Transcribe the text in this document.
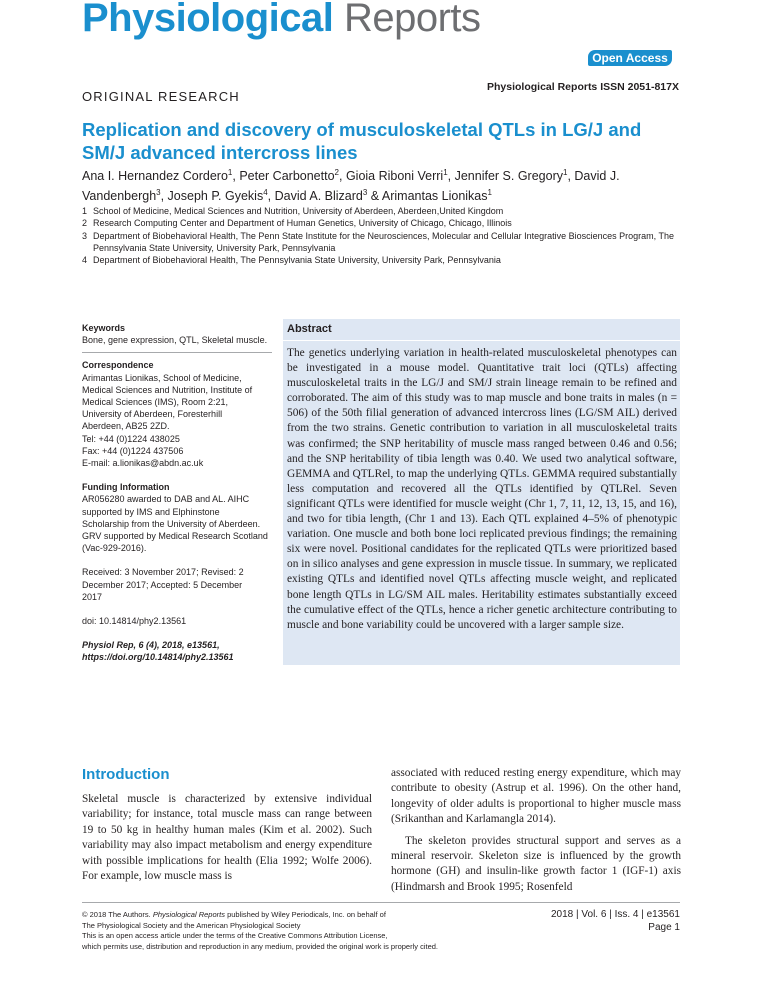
Physiological Reports
Open Access
Physiological Reports ISSN 2051-817X
ORIGINAL RESEARCH
Replication and discovery of musculoskeletal QTLs in LG/J and SM/J advanced intercross lines
Ana I. Hernandez Cordero$^1$, Peter Carbonetto$^2$, Gioia Riboni Verri$^1$, Jennifer S. Gregory$^1$, David J. Vandenbergh$^3$, Joseph P. Gyekis$^4$, David A. Blizard$^3$ & Arimantas Lionikas$^1$
1 School of Medicine, Medical Sciences and Nutrition, University of Aberdeen, Aberdeen,United Kingdom
2 Research Computing Center and Department of Human Genetics, University of Chicago, Chicago, Illinois
3 Department of Biobehavioral Health, The Penn State Institute for the Neurosciences, Molecular and Cellular Integrative Biosciences Program, The Pennsylvania State University, University Park, Pennsylvania
4 Department of Biobehavioral Health, The Pennsylvania State University, University Park, Pennsylvania
Keywords
Bone, gene expression, QTL, Skeletal muscle.
Correspondence
Arimantas Lionikas, School of Medicine,
Medical Sciences and Nutrition, Institute of
Medical Sciences (IMS), Room 2:21,
University of Aberdeen, Foresterhill
Aberdeen, AB25 2ZD.
Tel: +44 (0)1224 438025
Fax: +44 (0)1224 437506
E-mail: a.lionikas@abdn.ac.uk
Funding Information
AR056280 awarded to DAB and AL. AIHC
supported by IMS and Elphinstone
Scholarship from the University of Aberdeen.
GRV supported by Medical Research Scotland
(Vac-929-2016).
Received: 3 November 2017; Revised: 2
December 2017; Accepted: 5 December
2017
doi: 10.14814/phy2.13561
Physiol Rep, 6 (4), 2018, e13561,
https://doi.org/10.14814/phy2.13561
Abstract
The genetics underlying variation in health-related musculoskeletal phenotypes can be investigated in a mouse model. Quantitative trait loci (QTLs) affecting musculoskeletal traits in the LG/J and SM/J strain lineage remain to be refined and corroborated. The aim of this study was to map muscle and bone traits in males (n = 506) of the 50th filial generation of advanced intercross lines (LG/SM AIL) derived from the two strains. Genetic contribution to variation in all musculoskeletal traits was confirmed; the SNP heritability of muscle mass ranged between 0.46 and 0.56; and the SNP heritability of tibia length was 0.40. We used two analytical software, GEMMA and QTLRel, to map the underlying QTLs. GEMMA required substantially less computation and recovered all the QTLs identified by QTLRel. Seven significant QTLs were identified for muscle weight (Chr 1, 7, 11, 12, 13, 15, and 16), and two for tibia length, (Chr 1 and 13). Each QTL explained 4–5% of phenotypic variation. One muscle and both bone loci replicated previous findings; the remaining six were novel. Positional candidates for the replicated QTLs were prioritized based on in silico analyses and gene expression in muscle tissue. In summary, we replicated existing QTLs and identified novel QTLs affecting muscle weight, and replicated bone length QTLs in LG/SM AIL males. Heritability estimates substantially exceed the cumulative effect of the QTLs, hence a richer genetic architecture contributing to muscle and bone variability could be uncovered with a larger sample size.
Introduction

Skeletal muscle is characterized by extensive individual variability; for instance, total muscle mass can range between 19 to 50 kg in healthy human males (Kim et al. 2002). Such variability may also impact metabolism and energy expenditure with possible implications for health (Elia 1992; Wolfe 2006). For example, low muscle mass is

associated with reduced resting energy expenditure, which may contribute to obesity (Astrup et al. 1996). On the other hand, longevity of older adults is proportional to higher muscle mass (Srikanthan and Karlamangla 2014).

The skeleton provides structural support and serves as a mineral reservoir. Skeleton size is influenced by the growth hormone (GH) and insulin-like growth factor 1 (IGF-1) axis (Hindmarsh and Brook 1995; Rosenfeld

© 2018 The Authors. Physiological Reports published by Wiley Periodicals, Inc. on behalf of
The Physiological Society and the American Physiological Society
This is an open access article under the terms of the Creative Commons Attribution License,
which permits use, distribution and reproduction in any medium, provided the original work is properly cited.
2018 | Vol. 6 | Iss. 4 | e13561
Page 1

◆ ◆ ◆ ◆ ◆ ◆ ◆

Work order ▸ When you write out the material, keep every line exact and leave out each picture.

The completed task ▸
Transcribe the text in this document.
Physiological Reports
Open Access
Physiological Reports ISSN 2051-817X
ORIGINAL RESEARCH
Replication and discovery of musculoskeletal QTLs in LG/J and SM/J advanced intercross lines
Ana I. Hernandez Cordero$^1$, Peter Carbonetto$^2$, Gioia Riboni Verri$^1$, Jennifer S. Gregory$^1$, David J. Vandenbergh$^3$, Joseph P. Gyekis$^4$, David A. Blizard$^3$ & Arimantas Lionikas$^1$
1 School of Medicine, Medical Sciences and Nutrition, University of Aberdeen, Aberdeen,United Kingdom
2 Research Computing Center and Department of Human Genetics, University of Chicago, Chicago, Illinois
3 Department of Biobehavioral Health, The Penn State Institute for the Neurosciences, Molecular and Cellular Integrative Biosciences Program, The Pennsylvania State University, University Park, Pennsylvania
4 Department of Biobehavioral Health, The Pennsylvania State University, University Park, Pennsylvania
Keywords
Bone, gene expression, QTL, Skeletal muscle.
Correspondence
Arimantas Lionikas, School of Medicine,
Medical Sciences and Nutrition, Institute of
Medical Sciences (IMS), Room 2:21,
University of Aberdeen, Foresterhill
Aberdeen, AB25 2ZD.
Tel: +44 (0)1224 438025
Fax: +44 (0)1224 437506
E-mail: a.lionikas@abdn.ac.uk
Funding Information
AR056280 awarded to DAB and AL. AIHC
supported by IMS and Elphinstone
Scholarship from the University of Aberdeen.
GRV supported by Medical Research Scotland
(Vac-929-2016).
Received: 3 November 2017; Revised: 2
December 2017; Accepted: 5 December
2017
doi: 10.14814/phy2.13561
Physiol Rep, 6 (4), 2018, e13561,
https://doi.org/10.14814/phy2.13561
Abstract
The genetics underlying variation in health-related musculoskeletal phenotypes can be investigated in a mouse model. Quantitative trait loci (QTLs) affecting musculoskeletal traits in the LG/J and SM/J strain lineage remain to be refined and corroborated. The aim of this study was to map muscle and bone traits in males (n = 506) of the 50th filial generation of advanced intercross lines (LG/SM AIL) derived from the two strains. Genetic contribution to variation in all musculoskeletal traits was confirmed; the SNP heritability of muscle mass ranged between 0.46 and 0.56; and the SNP heritability of tibia length was 0.40. We used two analytical software, GEMMA and QTLRel, to map the underlying QTLs. GEMMA required substantially less computation and recovered all the QTLs identified by QTLRel. Seven significant QTLs were identified for muscle weight (Chr 1, 7, 11, 12, 13, 15, and 16), and two for tibia length, (Chr 1 and 13). Each QTL explained 4–5% of phenotypic variation. One muscle and both bone loci replicated previous findings; the remaining six were novel. Positional candidates for the replicated QTLs were prioritized based on in silico analyses and gene expression in muscle tissue. In summary, we replicated existing QTLs and identified novel QTLs affecting muscle weight, and replicated bone length QTLs in LG/SM AIL males. Heritability estimates substantially exceed the cumulative effect of the QTLs, hence a richer genetic architecture contributing to muscle and bone variability could be uncovered with a larger sample size.
Introduction

Skeletal muscle is characterized by extensive individual variability; for instance, total muscle mass can range between 19 to 50 kg in healthy human males (Kim et al. 2002). Such variability may also impact metabolism and energy expenditure with possible implications for health (Elia 1992; Wolfe 2006). For example, low muscle mass is

associated with reduced resting energy expenditure, which may contribute to obesity (Astrup et al. 1996). On the other hand, longevity of older adults is proportional to higher muscle mass (Srikanthan and Karlamangla 2014).

The skeleton provides structural support and serves as a mineral reservoir. Skeleton size is influenced by the growth hormone (GH) and insulin-like growth factor 1 (IGF-1) axis (Hindmarsh and Brook 1995; Rosenfeld

© 2018 The Authors. Physiological Reports published by Wiley Periodicals, Inc. on behalf of
The Physiological Society and the American Physiological Society
This is an open access article under the terms of the Creative Commons Attribution License,
which permits use, distribution and reproduction in any medium, provided the original work is properly cited.
2018 | Vol. 6 | Iss. 4 | e13561
Page 1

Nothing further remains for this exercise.